● Exercise directions
Return each line holding the string "counts".

● Data entries
— Begin —

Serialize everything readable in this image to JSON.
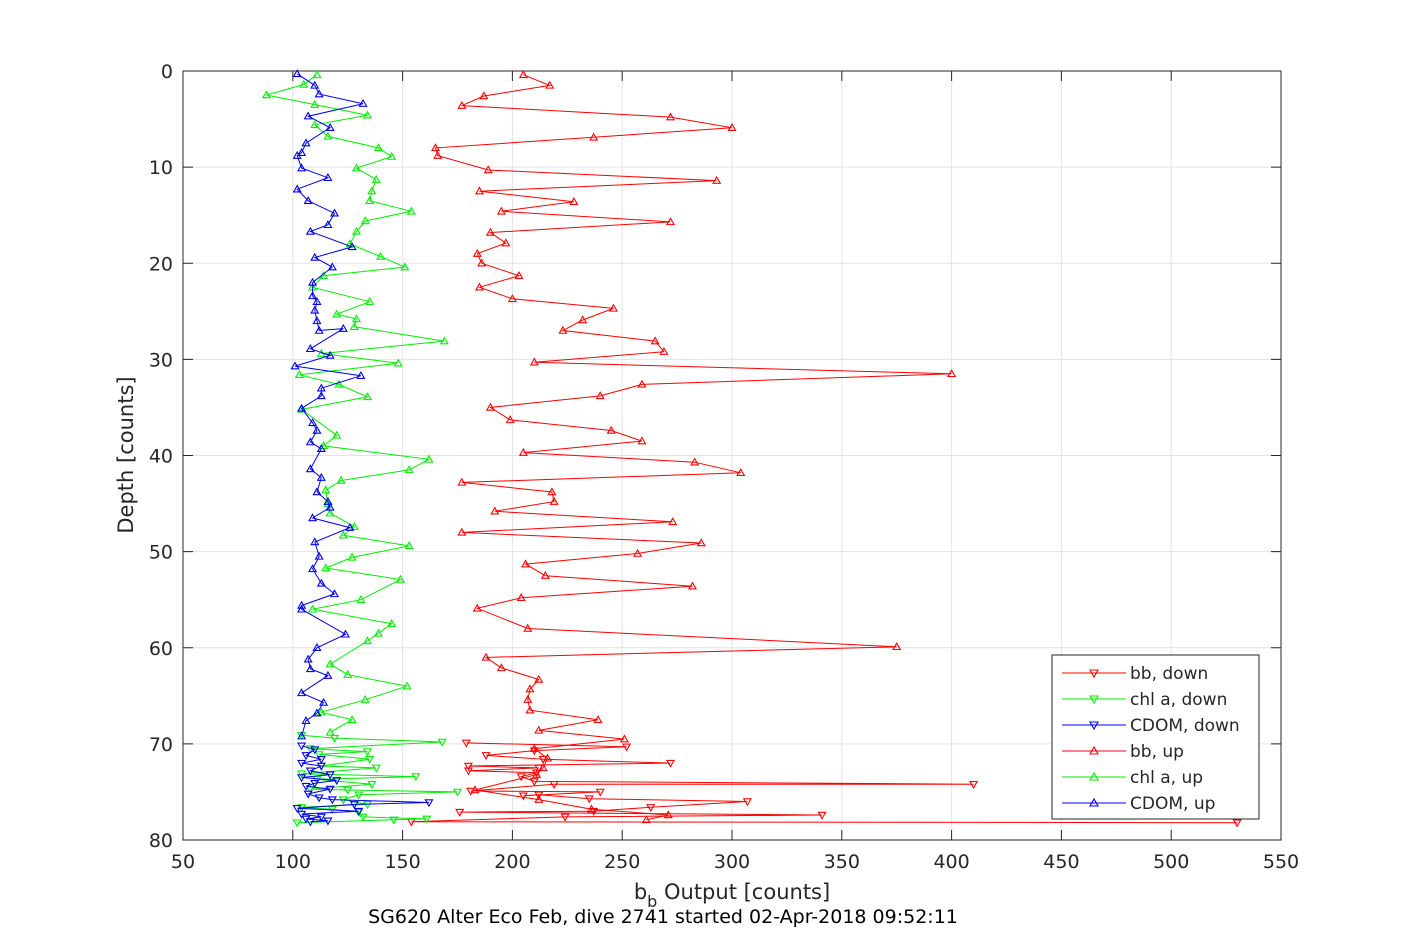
{
  "chart_data": {
    "type": "line",
    "xlim": [
      50,
      550
    ],
    "ylim": [
      0,
      80
    ],
    "y_reversed": true,
    "x_ticks": [
      50,
      100,
      150,
      200,
      250,
      300,
      350,
      400,
      450,
      500,
      550
    ],
    "y_ticks": [
      0,
      10,
      20,
      30,
      40,
      50,
      60,
      70,
      80
    ],
    "grid": true,
    "xlabel_main": "b",
    "xlabel_sub": "b",
    "xlabel_rest": " Output [counts]",
    "ylabel": "Depth [counts]",
    "caption": "SG620 Alter Eco Feb, dive 2741 started 02-Apr-2018 09:52:11",
    "legend_position": "bottom-right",
    "series": [
      {
        "name": "bb, down",
        "color": "#ff0000",
        "marker": "down",
        "points": [
          [
            530,
            78.2
          ],
          [
            154,
            78.1
          ],
          [
            224,
            77.6
          ],
          [
            341,
            77.4
          ],
          [
            176,
            77.1
          ],
          [
            237,
            77.0
          ],
          [
            263,
            76.6
          ],
          [
            307,
            76.0
          ],
          [
            235,
            75.7
          ],
          [
            212,
            75.3
          ],
          [
            205,
            75.4
          ],
          [
            240,
            75.0
          ],
          [
            181,
            74.9
          ],
          [
            219,
            74.2
          ],
          [
            410,
            74.2
          ],
          [
            210,
            73.9
          ],
          [
            204,
            73.4
          ],
          [
            211,
            73.0
          ],
          [
            180,
            72.8
          ],
          [
            212,
            72.5
          ],
          [
            180,
            72.3
          ],
          [
            272,
            72.0
          ],
          [
            214,
            71.6
          ],
          [
            188,
            71.2
          ],
          [
            210,
            70.7
          ],
          [
            252,
            70.3
          ],
          [
            179,
            69.9
          ]
        ]
      },
      {
        "name": "chl a, down",
        "color": "#00ee00",
        "marker": "down",
        "points": [
          [
            102,
            78.2
          ],
          [
            146,
            77.9
          ],
          [
            161,
            77.8
          ],
          [
            132,
            77.6
          ],
          [
            130,
            77.1
          ],
          [
            118,
            76.8
          ],
          [
            104,
            76.6
          ],
          [
            134,
            76.3
          ],
          [
            123,
            75.8
          ],
          [
            130,
            75.3
          ],
          [
            175,
            75.0
          ],
          [
            125,
            74.8
          ],
          [
            108,
            74.7
          ],
          [
            136,
            74.2
          ],
          [
            111,
            73.7
          ],
          [
            156,
            73.4
          ],
          [
            104,
            73.1
          ],
          [
            138,
            72.5
          ],
          [
            113,
            72.3
          ],
          [
            135,
            71.6
          ],
          [
            112,
            71.1
          ],
          [
            134,
            70.8
          ],
          [
            108,
            70.5
          ],
          [
            168,
            69.8
          ],
          [
            119,
            69.4
          ],
          [
            104,
            69.1
          ]
        ]
      },
      {
        "name": "CDOM, down",
        "color": "#0000ee",
        "marker": "down",
        "points": [
          [
            108,
            78.1
          ],
          [
            116,
            78.0
          ],
          [
            106,
            77.8
          ],
          [
            113,
            77.6
          ],
          [
            104,
            77.3
          ],
          [
            130,
            77.0
          ],
          [
            102,
            76.7
          ],
          [
            128,
            76.3
          ],
          [
            162,
            76.1
          ],
          [
            118,
            75.8
          ],
          [
            112,
            75.6
          ],
          [
            107,
            75.2
          ],
          [
            117,
            74.7
          ],
          [
            106,
            74.4
          ],
          [
            110,
            74.1
          ],
          [
            120,
            73.8
          ],
          [
            104,
            73.5
          ],
          [
            117,
            73.2
          ],
          [
            108,
            72.8
          ],
          [
            113,
            72.3
          ],
          [
            104,
            72.0
          ],
          [
            113,
            71.6
          ],
          [
            106,
            71.2
          ],
          [
            110,
            70.6
          ],
          [
            104,
            70.2
          ]
        ]
      },
      {
        "name": "bb, up",
        "color": "#ff0000",
        "marker": "up",
        "points": [
          [
            205,
            0.4
          ],
          [
            217,
            1.5
          ],
          [
            187,
            2.6
          ],
          [
            177,
            3.6
          ],
          [
            272,
            4.8
          ],
          [
            300,
            5.9
          ],
          [
            237,
            6.9
          ],
          [
            165,
            8.0
          ],
          [
            166,
            8.8
          ],
          [
            189,
            10.3
          ],
          [
            293,
            11.4
          ],
          [
            185,
            12.5
          ],
          [
            228,
            13.6
          ],
          [
            195,
            14.6
          ],
          [
            272,
            15.7
          ],
          [
            190,
            16.8
          ],
          [
            197,
            17.9
          ],
          [
            184,
            19.0
          ],
          [
            186,
            20.0
          ],
          [
            203,
            21.3
          ],
          [
            185,
            22.5
          ],
          [
            200,
            23.7
          ],
          [
            246,
            24.7
          ],
          [
            232,
            25.9
          ],
          [
            223,
            27.0
          ],
          [
            265,
            28.1
          ],
          [
            269,
            29.2
          ],
          [
            210,
            30.3
          ],
          [
            400,
            31.5
          ],
          [
            259,
            32.6
          ],
          [
            240,
            33.8
          ],
          [
            190,
            35.0
          ],
          [
            199,
            36.3
          ],
          [
            245,
            37.4
          ],
          [
            259,
            38.5
          ],
          [
            205,
            39.7
          ],
          [
            283,
            40.7
          ],
          [
            304,
            41.8
          ],
          [
            177,
            42.8
          ],
          [
            218,
            43.8
          ],
          [
            219,
            44.8
          ],
          [
            192,
            45.8
          ],
          [
            273,
            46.9
          ],
          [
            177,
            48.0
          ],
          [
            286,
            49.1
          ],
          [
            257,
            50.2
          ],
          [
            206,
            51.3
          ],
          [
            215,
            52.5
          ],
          [
            282,
            53.6
          ],
          [
            204,
            54.8
          ],
          [
            184,
            55.9
          ],
          [
            207,
            58.0
          ],
          [
            375,
            59.9
          ],
          [
            188,
            61.0
          ],
          [
            195,
            62.1
          ],
          [
            212,
            63.3
          ],
          [
            208,
            64.3
          ],
          [
            207,
            65.4
          ],
          [
            208,
            66.5
          ],
          [
            239,
            67.5
          ],
          [
            212,
            68.6
          ],
          [
            251,
            69.5
          ],
          [
            210,
            70.5
          ],
          [
            216,
            71.5
          ],
          [
            214,
            72.5
          ],
          [
            211,
            73.2
          ],
          [
            183,
            74.8
          ],
          [
            212,
            75.8
          ],
          [
            236,
            76.8
          ],
          [
            271,
            77.4
          ],
          [
            261,
            77.9
          ]
        ]
      },
      {
        "name": "chl a, up",
        "color": "#00ee00",
        "marker": "up",
        "points": [
          [
            111,
            0.4
          ],
          [
            105,
            1.4
          ],
          [
            88,
            2.5
          ],
          [
            110,
            3.5
          ],
          [
            134,
            4.6
          ],
          [
            110,
            5.6
          ],
          [
            116,
            6.8
          ],
          [
            139,
            8.0
          ],
          [
            145,
            8.9
          ],
          [
            129,
            10.1
          ],
          [
            138,
            11.3
          ],
          [
            136,
            12.5
          ],
          [
            135,
            13.5
          ],
          [
            154,
            14.6
          ],
          [
            133,
            15.6
          ],
          [
            129,
            16.7
          ],
          [
            126,
            18.0
          ],
          [
            140,
            19.3
          ],
          [
            151,
            20.4
          ],
          [
            114,
            21.3
          ],
          [
            109,
            22.5
          ],
          [
            135,
            24.0
          ],
          [
            120,
            25.3
          ],
          [
            129,
            25.8
          ],
          [
            128,
            26.6
          ],
          [
            169,
            28.1
          ],
          [
            113,
            29.4
          ],
          [
            148,
            30.4
          ],
          [
            103,
            31.6
          ],
          [
            121,
            32.6
          ],
          [
            134,
            33.9
          ],
          [
            104,
            35.2
          ],
          [
            120,
            37.9
          ],
          [
            114,
            39.0
          ],
          [
            162,
            40.4
          ],
          [
            153,
            41.5
          ],
          [
            122,
            42.6
          ],
          [
            115,
            43.6
          ],
          [
            116,
            45.0
          ],
          [
            117,
            46.0
          ],
          [
            128,
            47.4
          ],
          [
            123,
            48.3
          ],
          [
            153,
            49.4
          ],
          [
            127,
            50.6
          ],
          [
            115,
            51.7
          ],
          [
            149,
            52.9
          ],
          [
            131,
            55.0
          ],
          [
            109,
            56.0
          ],
          [
            145,
            57.5
          ],
          [
            139,
            58.5
          ],
          [
            134,
            59.3
          ],
          [
            117,
            61.7
          ],
          [
            125,
            62.8
          ],
          [
            152,
            64.0
          ],
          [
            133,
            65.4
          ],
          [
            113,
            66.7
          ],
          [
            127,
            67.5
          ],
          [
            117,
            68.8
          ]
        ]
      },
      {
        "name": "CDOM, up",
        "color": "#0000ee",
        "marker": "up",
        "points": [
          [
            102,
            0.3
          ],
          [
            110,
            1.5
          ],
          [
            112,
            2.4
          ],
          [
            132,
            3.4
          ],
          [
            107,
            4.7
          ],
          [
            117,
            5.9
          ],
          [
            106,
            7.5
          ],
          [
            104,
            8.5
          ],
          [
            102,
            8.8
          ],
          [
            104,
            10.1
          ],
          [
            116,
            11.1
          ],
          [
            102,
            12.3
          ],
          [
            107,
            13.5
          ],
          [
            119,
            14.8
          ],
          [
            116,
            16.0
          ],
          [
            108,
            16.7
          ],
          [
            127,
            18.3
          ],
          [
            110,
            19.4
          ],
          [
            118,
            20.4
          ],
          [
            109,
            22.0
          ],
          [
            109,
            23.4
          ],
          [
            111,
            24.0
          ],
          [
            110,
            24.9
          ],
          [
            111,
            26.0
          ],
          [
            112,
            27.0
          ],
          [
            123,
            26.8
          ],
          [
            108,
            28.9
          ],
          [
            117,
            29.6
          ],
          [
            101,
            30.7
          ],
          [
            131,
            31.7
          ],
          [
            113,
            33.0
          ],
          [
            113,
            33.8
          ],
          [
            104,
            35.1
          ],
          [
            109,
            36.6
          ],
          [
            111,
            37.4
          ],
          [
            108,
            38.6
          ],
          [
            113,
            39.3
          ],
          [
            108,
            41.4
          ],
          [
            113,
            42.3
          ],
          [
            111,
            43.8
          ],
          [
            116,
            44.8
          ],
          [
            117,
            45.4
          ],
          [
            109,
            46.5
          ],
          [
            126,
            47.5
          ],
          [
            110,
            49.0
          ],
          [
            112,
            50.5
          ],
          [
            109,
            51.8
          ],
          [
            113,
            53.3
          ],
          [
            119,
            54.4
          ],
          [
            104,
            55.6
          ],
          [
            104,
            56.0
          ],
          [
            124,
            58.6
          ],
          [
            111,
            60.0
          ],
          [
            107,
            61.2
          ],
          [
            108,
            62.2
          ],
          [
            116,
            62.9
          ],
          [
            104,
            64.7
          ],
          [
            114,
            65.7
          ],
          [
            111,
            66.8
          ],
          [
            106,
            67.6
          ],
          [
            104,
            69.2
          ]
        ]
      }
    ]
  }
}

— End —

● Answer for the task
    "xlabel_rest": " Output [counts]",
    "ylabel": "Depth [counts]",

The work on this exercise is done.